▶ [Task prompt]
Exactly repeat the material, dropping only the pictures.

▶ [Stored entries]
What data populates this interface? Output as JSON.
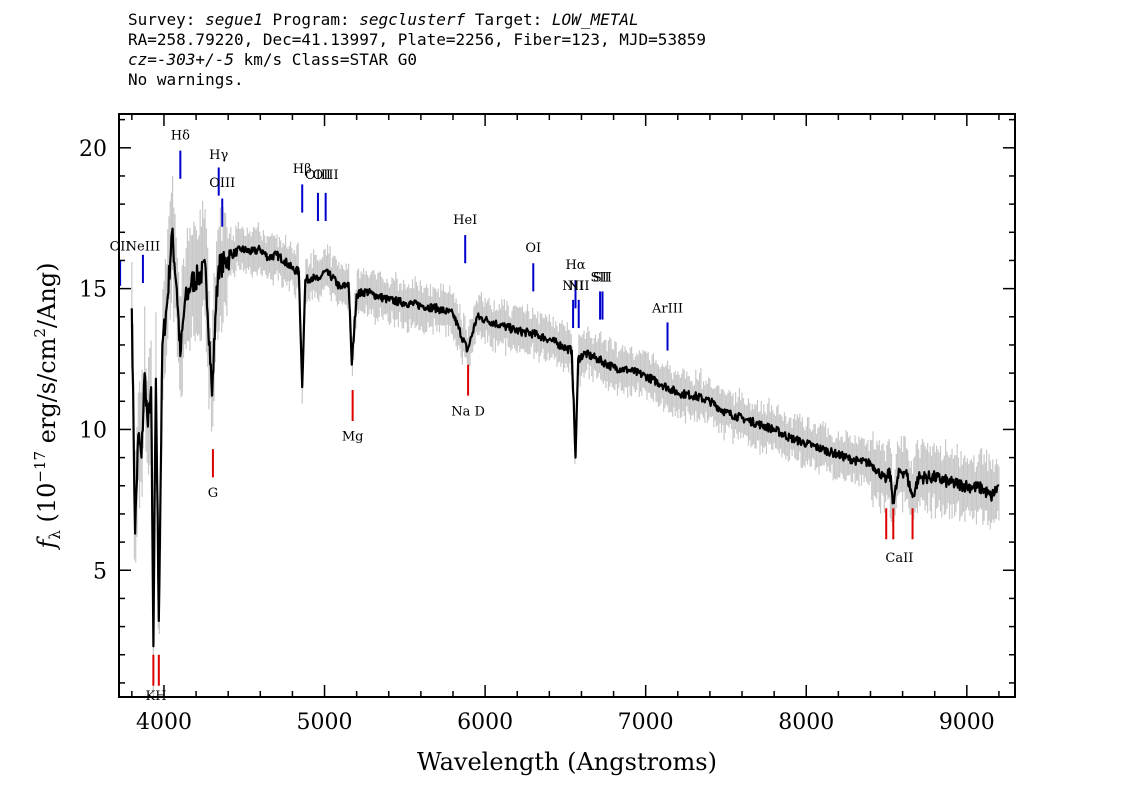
{
  "header": {
    "line1": {
      "survey_label": "Survey:",
      "survey_value": "segue1",
      "program_label": "Program:",
      "program_value": "segclusterf",
      "target_label": "Target:",
      "target_value": "LOW_METAL"
    },
    "line2": "RA=258.79220, Dec=41.13997, Plate=2256, Fiber=123, MJD=53859",
    "line3": {
      "cz_label": "cz",
      "cz_value": "=-303+/-5",
      "rest": " km/s Class=STAR G0"
    },
    "line4": "No warnings."
  },
  "colors": {
    "flux": "#000000",
    "error": "#c8c8c8",
    "emission_marker": "#0000cc",
    "absorption_marker": "#dd0000"
  },
  "chart_data": {
    "type": "line",
    "xlabel": "Wavelength (Angstroms)",
    "ylabel": "f_λ (10^-17 erg/s/cm^2/Ang)",
    "ylabel_parts": {
      "f": "f",
      "sub": "λ",
      "pre": " (10",
      "exp": "−17",
      "mid": " erg/s/cm",
      "exp2": "2",
      "post": "/Ang)"
    },
    "xlim": [
      3720,
      9300
    ],
    "ylim": [
      0.5,
      21.2
    ],
    "x_ticks": [
      4000,
      5000,
      6000,
      7000,
      8000,
      9000
    ],
    "y_ticks": [
      5,
      10,
      15,
      20
    ],
    "x_tick_labels": [
      "4000",
      "5000",
      "6000",
      "7000",
      "8000",
      "9000"
    ],
    "y_tick_labels": [
      "5",
      "10",
      "15",
      "20"
    ],
    "series": [
      {
        "x": [
          3800,
          3820,
          3840,
          3860,
          3880,
          3900,
          3920,
          3934,
          3950,
          3968,
          3990,
          4020,
          4050,
          4080,
          4102,
          4130,
          4170,
          4210,
          4260,
          4300,
          4320,
          4340,
          4380,
          4420,
          4480,
          4550,
          4600,
          4650,
          4700,
          4750,
          4800,
          4840,
          4861,
          4880,
          4920,
          4960,
          5000,
          5050,
          5100,
          5150,
          5170,
          5200,
          5260,
          5300,
          5400,
          5500,
          5600,
          5700,
          5800,
          5890,
          5950,
          6000,
          6100,
          6200,
          6300,
          6400,
          6500,
          6540,
          6563,
          6580,
          6620,
          6700,
          6800,
          6900,
          7000,
          7100,
          7200,
          7300,
          7400,
          7500,
          7600,
          7700,
          7800,
          7900,
          8000,
          8100,
          8200,
          8300,
          8400,
          8498,
          8520,
          8542,
          8580,
          8620,
          8662,
          8700,
          8800,
          8900,
          9000,
          9100,
          9150,
          9200
        ],
        "y": [
          14.3,
          6.3,
          9.8,
          9.0,
          12.0,
          10.1,
          11.5,
          2.3,
          11.8,
          3.2,
          13.0,
          14.5,
          17.0,
          15.0,
          12.6,
          14.5,
          15.2,
          15.4,
          15.7,
          11.2,
          14.0,
          15.8,
          15.9,
          16.2,
          16.4,
          16.3,
          16.4,
          16.1,
          16.2,
          16.0,
          15.7,
          15.6,
          11.5,
          15.3,
          15.4,
          15.3,
          15.6,
          15.4,
          15.0,
          15.2,
          12.3,
          14.8,
          14.9,
          14.8,
          14.6,
          14.5,
          14.4,
          14.3,
          14.1,
          12.8,
          14.0,
          13.9,
          13.7,
          13.5,
          13.4,
          13.2,
          12.9,
          12.8,
          9.0,
          12.5,
          12.7,
          12.5,
          12.2,
          12.1,
          11.9,
          11.6,
          11.3,
          11.2,
          11.0,
          10.6,
          10.4,
          10.2,
          10.0,
          9.7,
          9.5,
          9.3,
          9.1,
          8.9,
          8.8,
          8.2,
          8.5,
          7.4,
          8.5,
          8.5,
          7.6,
          8.3,
          8.3,
          8.1,
          8.0,
          7.9,
          7.6,
          8.0
        ]
      }
    ],
    "spectral_lines": {
      "emission": [
        {
          "label": "OII",
          "wave": 3727,
          "y1": 15.1,
          "y2": 16.0,
          "ly": 16.35
        },
        {
          "label": "NeIII",
          "wave": 3869,
          "y1": 15.2,
          "y2": 16.2,
          "ly": 16.35
        },
        {
          "label": "Hδ",
          "wave": 4102,
          "y1": 18.9,
          "y2": 19.9,
          "ly": 20.3
        },
        {
          "label": "Hγ",
          "wave": 4341,
          "y1": 18.3,
          "y2": 19.3,
          "ly": 19.6
        },
        {
          "label": "OIII",
          "wave": 4363,
          "y1": 17.2,
          "y2": 18.2,
          "ly": 18.6
        },
        {
          "label": "Hβ",
          "wave": 4861,
          "y1": 17.7,
          "y2": 18.7,
          "ly": 19.1
        },
        {
          "label": "OIII",
          "wave": 4959,
          "y1": 17.4,
          "y2": 18.4,
          "ly": 18.9
        },
        {
          "label": "OIII",
          "wave": 5007,
          "y1": 17.4,
          "y2": 18.4,
          "ly": 18.9
        },
        {
          "label": "HeI",
          "wave": 5876,
          "y1": 15.9,
          "y2": 16.9,
          "ly": 17.3
        },
        {
          "label": "OI",
          "wave": 6300,
          "y1": 14.9,
          "y2": 15.9,
          "ly": 16.3
        },
        {
          "label": "NII",
          "wave": 6548,
          "y1": 13.6,
          "y2": 14.6,
          "ly": 14.95
        },
        {
          "label": "Hα",
          "wave": 6563,
          "y1": 14.3,
          "y2": 15.3,
          "ly": 15.7
        },
        {
          "label": "NII",
          "wave": 6583,
          "y1": 13.6,
          "y2": 14.6,
          "ly": 14.95
        },
        {
          "label": "SII",
          "wave": 6716,
          "y1": 13.9,
          "y2": 14.9,
          "ly": 15.25
        },
        {
          "label": "SII",
          "wave": 6731,
          "y1": 13.9,
          "y2": 14.9,
          "ly": 15.25
        },
        {
          "label": "ArIII",
          "wave": 7136,
          "y1": 12.8,
          "y2": 13.8,
          "ly": 14.15
        }
      ],
      "absorption": [
        {
          "label": "K",
          "wave": 3934,
          "y1": 0.9,
          "y2": 2.0,
          "ly": 0.4
        },
        {
          "label": "H",
          "wave": 3968,
          "y1": 0.9,
          "y2": 2.0,
          "ly": 0.4
        },
        {
          "label": "G",
          "wave": 4305,
          "y1": 8.3,
          "y2": 9.3,
          "ly": 7.6
        },
        {
          "label": "Mg",
          "wave": 5175,
          "y1": 10.3,
          "y2": 11.4,
          "ly": 9.6
        },
        {
          "label": "Na D",
          "wave": 5894,
          "y1": 11.2,
          "y2": 12.3,
          "ly": 10.5
        },
        {
          "label": "CaII",
          "wave": 8498,
          "y1": 6.1,
          "y2": 7.2,
          "ly": 5.3
        },
        {
          "label": "CaII",
          "wave": 8542,
          "y1": 6.1,
          "y2": 7.2,
          "ly": 5.3
        },
        {
          "label": "CaII",
          "wave": 8662,
          "y1": 6.1,
          "y2": 7.2,
          "ly": 5.3
        }
      ]
    },
    "absorption_label_text": {
      "KH": "KH",
      "CaII": "CaII"
    }
  }
}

▶ [Correct answer]
What data populates this interface? Output as JSON.
{
  "header": {
    "line1": {
      "survey_label": "Survey:",
      "survey_value": "segue1",
      "program_label": "Program:",
      "program_value": "segclusterf",
      "target_label": "Target:",
      "target_value": "LOW_METAL"
    },
    "line2": "RA=258.79220, Dec=41.13997, Plate=2256, Fiber=123, MJD=53859",
    "line3": {
      "cz_label": "cz",
      "cz_value": "=-303+/-5",
      "rest": " km/s Class=STAR G0"
    },
    "line4": "No warnings."
  },
  "colors": {
    "flux": "#000000",
    "error": "#c8c8c8",
    "emission_marker": "#0000cc",
    "absorption_marker": "#dd0000"
  },
  "chart_data": {
    "type": "line",
    "xlabel": "Wavelength (Angstroms)",
    "ylabel": "f_λ (10^-17 erg/s/cm^2/Ang)",
    "ylabel_parts": {
      "f": "f",
      "sub": "λ",
      "pre": " (10",
      "exp": "−17",
      "mid": " erg/s/cm",
      "exp2": "2",
      "post": "/Ang)"
    },
    "xlim": [
      3720,
      9300
    ],
    "ylim": [
      0.5,
      21.2
    ],
    "x_ticks": [
      4000,
      5000,
      6000,
      7000,
      8000,
      9000
    ],
    "y_ticks": [
      5,
      10,
      15,
      20
    ],
    "x_tick_labels": [
      "4000",
      "5000",
      "6000",
      "7000",
      "8000",
      "9000"
    ],
    "y_tick_labels": [
      "5",
      "10",
      "15",
      "20"
    ],
    "series": [
      {
        "x": [
          3800,
          3820,
          3840,
          3860,
          3880,
          3900,
          3920,
          3934,
          3950,
          3968,
          3990,
          4020,
          4050,
          4080,
          4102,
          4130,
          4170,
          4210,
          4260,
          4300,
          4320,
          4340,
          4380,
          4420,
          4480,
          4550,
          4600,
          4650,
          4700,
          4750,
          4800,
          4840,
          4861,
          4880,
          4920,
          4960,
          5000,
          5050,
          5100,
          5150,
          5170,
          5200,
          5260,
          5300,
          5400,
          5500,
          5600,
          5700,
          5800,
          5890,
          5950,
          6000,
          6100,
          6200,
          6300,
          6400,
          6500,
          6540,
          6563,
          6580,
          6620,
          6700,
          6800,
          6900,
          7000,
          7100,
          7200,
          7300,
          7400,
          7500,
          7600,
          7700,
          7800,
          7900,
          8000,
          8100,
          8200,
          8300,
          8400,
          8498,
          8520,
          8542,
          8580,
          8620,
          8662,
          8700,
          8800,
          8900,
          9000,
          9100,
          9150,
          9200
        ],
        "y": [
          14.3,
          6.3,
          9.8,
          9.0,
          12.0,
          10.1,
          11.5,
          2.3,
          11.8,
          3.2,
          13.0,
          14.5,
          17.0,
          15.0,
          12.6,
          14.5,
          15.2,
          15.4,
          15.7,
          11.2,
          14.0,
          15.8,
          15.9,
          16.2,
          16.4,
          16.3,
          16.4,
          16.1,
          16.2,
          16.0,
          15.7,
          15.6,
          11.5,
          15.3,
          15.4,
          15.3,
          15.6,
          15.4,
          15.0,
          15.2,
          12.3,
          14.8,
          14.9,
          14.8,
          14.6,
          14.5,
          14.4,
          14.3,
          14.1,
          12.8,
          14.0,
          13.9,
          13.7,
          13.5,
          13.4,
          13.2,
          12.9,
          12.8,
          9.0,
          12.5,
          12.7,
          12.5,
          12.2,
          12.1,
          11.9,
          11.6,
          11.3,
          11.2,
          11.0,
          10.6,
          10.4,
          10.2,
          10.0,
          9.7,
          9.5,
          9.3,
          9.1,
          8.9,
          8.8,
          8.2,
          8.5,
          7.4,
          8.5,
          8.5,
          7.6,
          8.3,
          8.3,
          8.1,
          8.0,
          7.9,
          7.6,
          8.0
        ]
      }
    ],
    "spectral_lines": {
      "emission": [
        {
          "label": "OII",
          "wave": 3727,
          "y1": 15.1,
          "y2": 16.0,
          "ly": 16.35
        },
        {
          "label": "NeIII",
          "wave": 3869,
          "y1": 15.2,
          "y2": 16.2,
          "ly": 16.35
        },
        {
          "label": "Hδ",
          "wave": 4102,
          "y1": 18.9,
          "y2": 19.9,
          "ly": 20.3
        },
        {
          "label": "Hγ",
          "wave": 4341,
          "y1": 18.3,
          "y2": 19.3,
          "ly": 19.6
        },
        {
          "label": "OIII",
          "wave": 4363,
          "y1": 17.2,
          "y2": 18.2,
          "ly": 18.6
        },
        {
          "label": "Hβ",
          "wave": 4861,
          "y1": 17.7,
          "y2": 18.7,
          "ly": 19.1
        },
        {
          "label": "OIII",
          "wave": 4959,
          "y1": 17.4,
          "y2": 18.4,
          "ly": 18.9
        },
        {
          "label": "OIII",
          "wave": 5007,
          "y1": 17.4,
          "y2": 18.4,
          "ly": 18.9
        },
        {
          "label": "HeI",
          "wave": 5876,
          "y1": 15.9,
          "y2": 16.9,
          "ly": 17.3
        },
        {
          "label": "OI",
          "wave": 6300,
          "y1": 14.9,
          "y2": 15.9,
          "ly": 16.3
        },
        {
          "label": "NII",
          "wave": 6548,
          "y1": 13.6,
          "y2": 14.6,
          "ly": 14.95
        },
        {
          "label": "Hα",
          "wave": 6563,
          "y1": 14.3,
          "y2": 15.3,
          "ly": 15.7
        },
        {
          "label": "NII",
          "wave": 6583,
          "y1": 13.6,
          "y2": 14.6,
          "ly": 14.95
        },
        {
          "label": "SII",
          "wave": 6716,
          "y1": 13.9,
          "y2": 14.9,
          "ly": 15.25
        },
        {
          "label": "SII",
          "wave": 6731,
          "y1": 13.9,
          "y2": 14.9,
          "ly": 15.25
        },
        {
          "label": "ArIII",
          "wave": 7136,
          "y1": 12.8,
          "y2": 13.8,
          "ly": 14.15
        }
      ],
      "absorption": [
        {
          "label": "K",
          "wave": 3934,
          "y1": 0.9,
          "y2": 2.0,
          "ly": 0.4
        },
        {
          "label": "H",
          "wave": 3968,
          "y1": 0.9,
          "y2": 2.0,
          "ly": 0.4
        },
        {
          "label": "G",
          "wave": 4305,
          "y1": 8.3,
          "y2": 9.3,
          "ly": 7.6
        },
        {
          "label": "Mg",
          "wave": 5175,
          "y1": 10.3,
          "y2": 11.4,
          "ly": 9.6
        },
        {
          "label": "Na D",
          "wave": 5894,
          "y1": 11.2,
          "y2": 12.3,
          "ly": 10.5
        },
        {
          "label": "CaII",
          "wave": 8498,
          "y1": 6.1,
          "y2": 7.2,
          "ly": 5.3
        },
        {
          "label": "CaII",
          "wave": 8542,
          "y1": 6.1,
          "y2": 7.2,
          "ly": 5.3
        },
        {
          "label": "CaII",
          "wave": 8662,
          "y1": 6.1,
          "y2": 7.2,
          "ly": 5.3
        }
      ]
    },
    "absorption_label_text": {
      "KH": "KH",
      "CaII": "CaII"
    }
  }
}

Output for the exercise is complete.